Reproduce all the entries exactly and keep the pictures out.

BEGIN Provided data

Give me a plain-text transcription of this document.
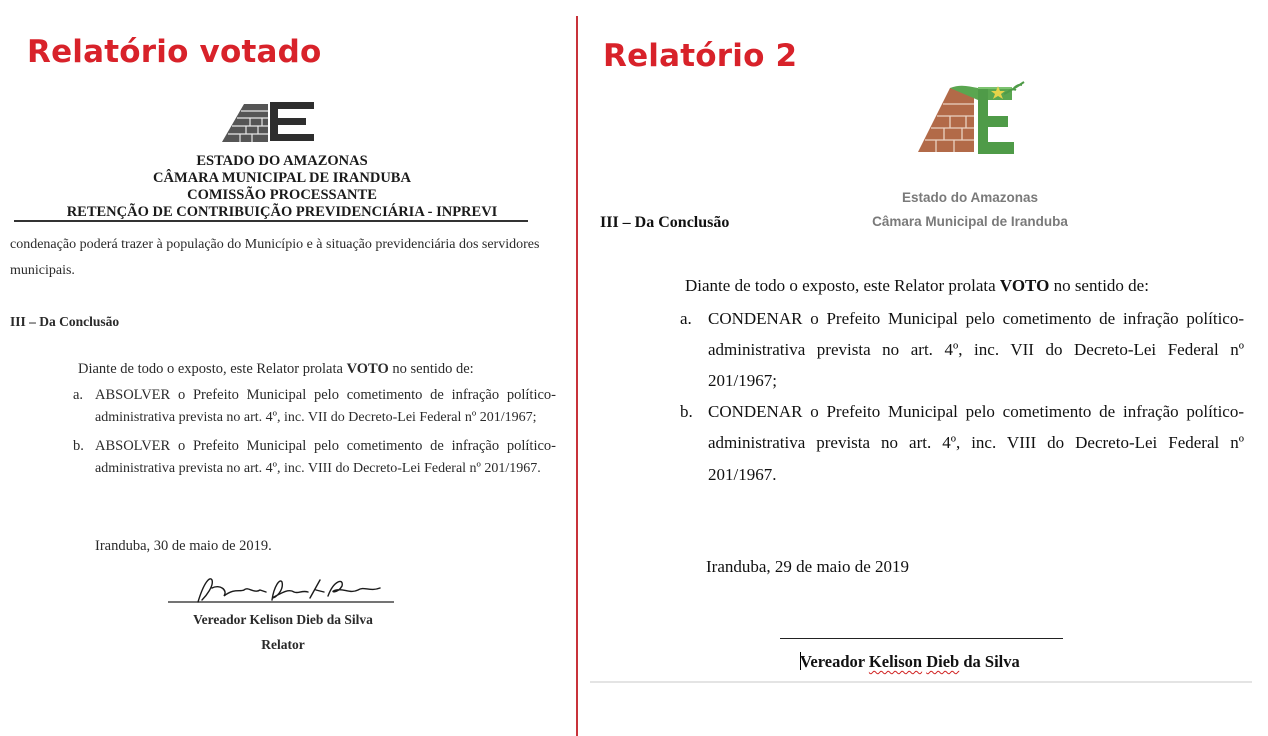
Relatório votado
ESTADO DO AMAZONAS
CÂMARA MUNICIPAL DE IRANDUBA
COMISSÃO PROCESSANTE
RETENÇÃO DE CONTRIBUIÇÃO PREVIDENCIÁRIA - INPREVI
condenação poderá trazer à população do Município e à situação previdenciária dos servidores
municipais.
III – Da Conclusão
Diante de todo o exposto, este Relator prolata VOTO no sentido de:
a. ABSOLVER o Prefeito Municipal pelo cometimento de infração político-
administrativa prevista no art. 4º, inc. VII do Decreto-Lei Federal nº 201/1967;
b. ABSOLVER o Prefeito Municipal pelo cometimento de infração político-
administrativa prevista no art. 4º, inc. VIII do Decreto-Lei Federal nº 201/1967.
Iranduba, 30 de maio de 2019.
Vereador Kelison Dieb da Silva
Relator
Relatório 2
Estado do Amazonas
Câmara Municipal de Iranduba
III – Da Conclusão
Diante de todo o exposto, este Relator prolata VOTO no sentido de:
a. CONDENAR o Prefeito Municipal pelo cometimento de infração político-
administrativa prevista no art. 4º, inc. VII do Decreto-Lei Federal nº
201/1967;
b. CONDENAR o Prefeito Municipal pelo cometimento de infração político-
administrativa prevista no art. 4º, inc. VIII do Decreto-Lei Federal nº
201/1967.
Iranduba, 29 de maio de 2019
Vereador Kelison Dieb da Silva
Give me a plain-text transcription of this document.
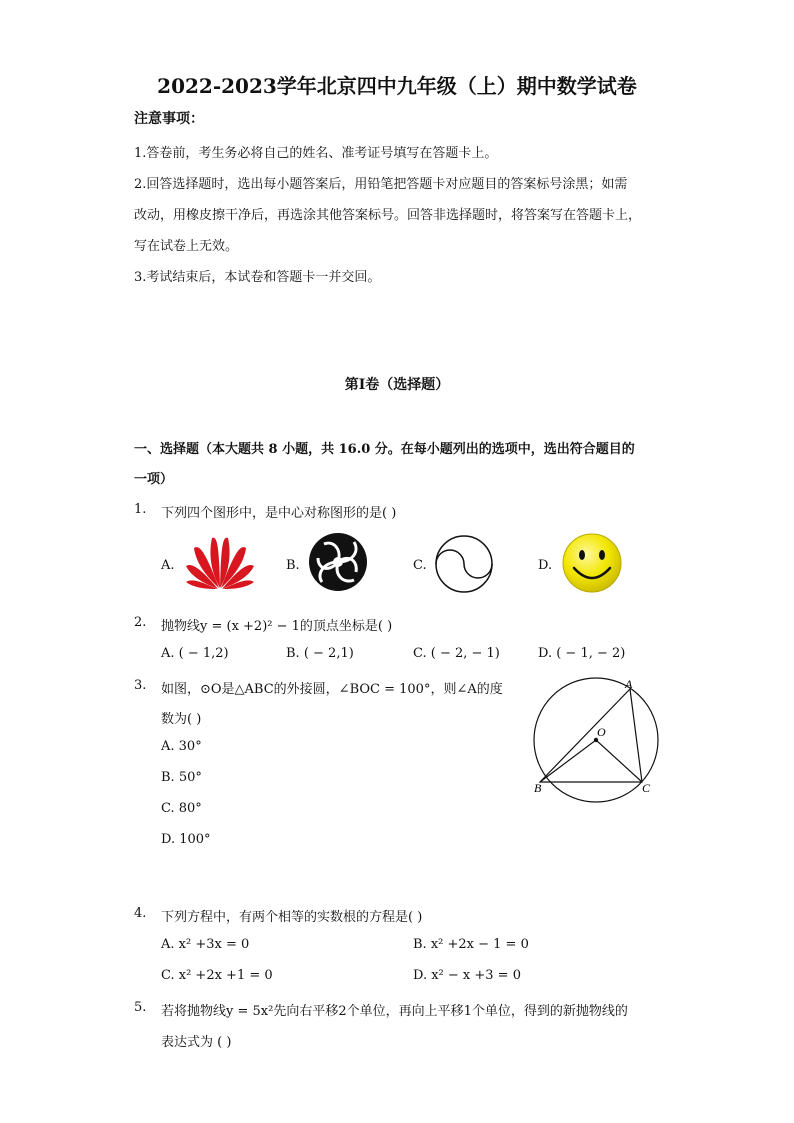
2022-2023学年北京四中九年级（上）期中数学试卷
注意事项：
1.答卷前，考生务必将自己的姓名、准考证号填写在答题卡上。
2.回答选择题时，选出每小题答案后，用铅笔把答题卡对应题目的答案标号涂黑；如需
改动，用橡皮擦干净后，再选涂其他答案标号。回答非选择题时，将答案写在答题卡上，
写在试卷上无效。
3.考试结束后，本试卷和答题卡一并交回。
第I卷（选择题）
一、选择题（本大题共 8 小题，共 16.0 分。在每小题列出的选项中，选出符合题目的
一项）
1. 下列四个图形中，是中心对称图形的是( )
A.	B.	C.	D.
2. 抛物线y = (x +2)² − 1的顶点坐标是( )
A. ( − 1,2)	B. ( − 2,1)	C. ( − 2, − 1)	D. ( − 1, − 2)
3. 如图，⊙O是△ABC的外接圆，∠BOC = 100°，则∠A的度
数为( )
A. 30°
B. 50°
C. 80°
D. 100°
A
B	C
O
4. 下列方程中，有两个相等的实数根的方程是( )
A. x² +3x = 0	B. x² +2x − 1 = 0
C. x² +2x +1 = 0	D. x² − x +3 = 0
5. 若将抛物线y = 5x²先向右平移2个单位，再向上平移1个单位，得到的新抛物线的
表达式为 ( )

END Provided data

> [Solution]
Give me a plain-text transcription of this document.
Relatório votado
ESTADO DO AMAZONAS
CÂMARA MUNICIPAL DE IRANDUBA
COMISSÃO PROCESSANTE
RETENÇÃO DE CONTRIBUIÇÃO PREVIDENCIÁRIA - INPREVI
condenação poderá trazer à população do Município e à situação previdenciária dos servidores
municipais.
III – Da Conclusão
Diante de todo o exposto, este Relator prolata VOTO no sentido de:
a. ABSOLVER o Prefeito Municipal pelo cometimento de infração político-
administrativa prevista no art. 4º, inc. VII do Decreto-Lei Federal nº 201/1967;
b. ABSOLVER o Prefeito Municipal pelo cometimento de infração político-
administrativa prevista no art. 4º, inc. VIII do Decreto-Lei Federal nº 201/1967.
Iranduba, 30 de maio de 2019.
Vereador Kelison Dieb da Silva
Relator
Relatório 2
Estado do Amazonas
Câmara Municipal de Iranduba
III – Da Conclusão
Diante de todo o exposto, este Relator prolata VOTO no sentido de:
a. CONDENAR o Prefeito Municipal pelo cometimento de infração político-
administrativa prevista no art. 4º, inc. VII do Decreto-Lei Federal nº
201/1967;
b. CONDENAR o Prefeito Municipal pelo cometimento de infração político-
administrativa prevista no art. 4º, inc. VIII do Decreto-Lei Federal nº
201/1967.
Iranduba, 29 de maio de 2019
Vereador Kelison Dieb da Silva
Give me a plain-text transcription of this document.
2022-2023学年北京四中九年级（上）期中数学试卷
注意事项：
1.答卷前，考生务必将自己的姓名、准考证号填写在答题卡上。
2.回答选择题时，选出每小题答案后，用铅笔把答题卡对应题目的答案标号涂黑；如需
改动，用橡皮擦干净后，再选涂其他答案标号。回答非选择题时，将答案写在答题卡上，
写在试卷上无效。
3.考试结束后，本试卷和答题卡一并交回。
第I卷（选择题）
一、选择题（本大题共 8 小题，共 16.0 分。在每小题列出的选项中，选出符合题目的
一项）
1. 下列四个图形中，是中心对称图形的是( )
A.	B.	C.	D.
2. 抛物线y = (x +2)² − 1的顶点坐标是( )
A. ( − 1,2)	B. ( − 2,1)	C. ( − 2, − 1)	D. ( − 1, − 2)
3. 如图，⊙O是△ABC的外接圆，∠BOC = 100°，则∠A的度
数为( )
A. 30°
B. 50°
C. 80°
D. 100°
A
B	C
O
4. 下列方程中，有两个相等的实数根的方程是( )
A. x² +3x = 0	B. x² +2x − 1 = 0
C. x² +2x +1 = 0	D. x² − x +3 = 0
5. 若将抛物线y = 5x²先向右平移2个单位，再向上平移1个单位，得到的新抛物线的
表达式为 ( )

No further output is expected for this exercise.